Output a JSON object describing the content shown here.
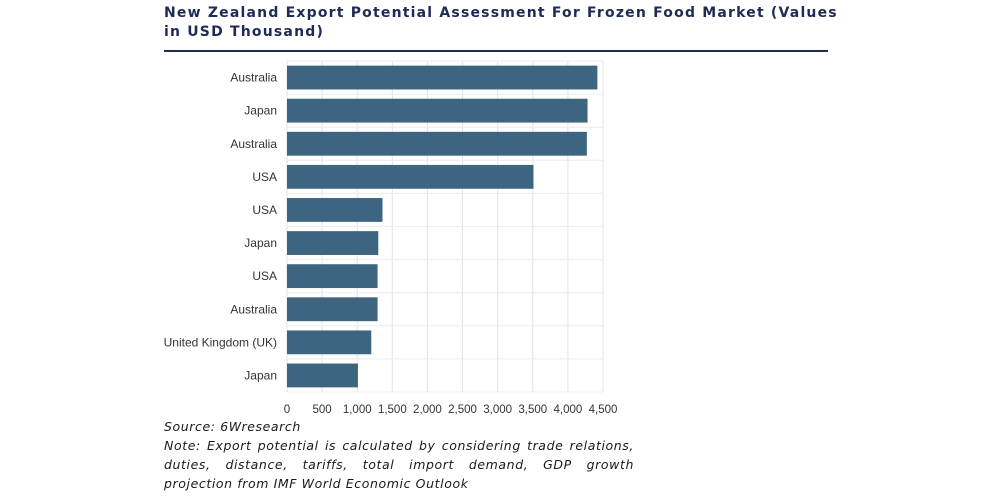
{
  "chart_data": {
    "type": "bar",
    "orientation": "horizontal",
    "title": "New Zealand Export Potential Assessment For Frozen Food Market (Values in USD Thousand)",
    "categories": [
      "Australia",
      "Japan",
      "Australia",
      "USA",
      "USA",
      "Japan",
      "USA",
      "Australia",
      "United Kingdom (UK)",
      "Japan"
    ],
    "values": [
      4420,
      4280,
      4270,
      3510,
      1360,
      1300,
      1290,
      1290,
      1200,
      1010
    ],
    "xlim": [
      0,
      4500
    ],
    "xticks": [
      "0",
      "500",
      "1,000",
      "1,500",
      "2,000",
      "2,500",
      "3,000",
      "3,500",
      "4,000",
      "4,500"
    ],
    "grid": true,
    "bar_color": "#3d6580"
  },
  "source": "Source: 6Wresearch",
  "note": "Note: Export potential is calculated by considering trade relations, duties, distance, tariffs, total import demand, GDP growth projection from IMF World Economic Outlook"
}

(WHAT THE EXERCISE ASKS)
Go over the entries above and say how many lines hold the string "Export", with no other text.

(TASK RESULT)
2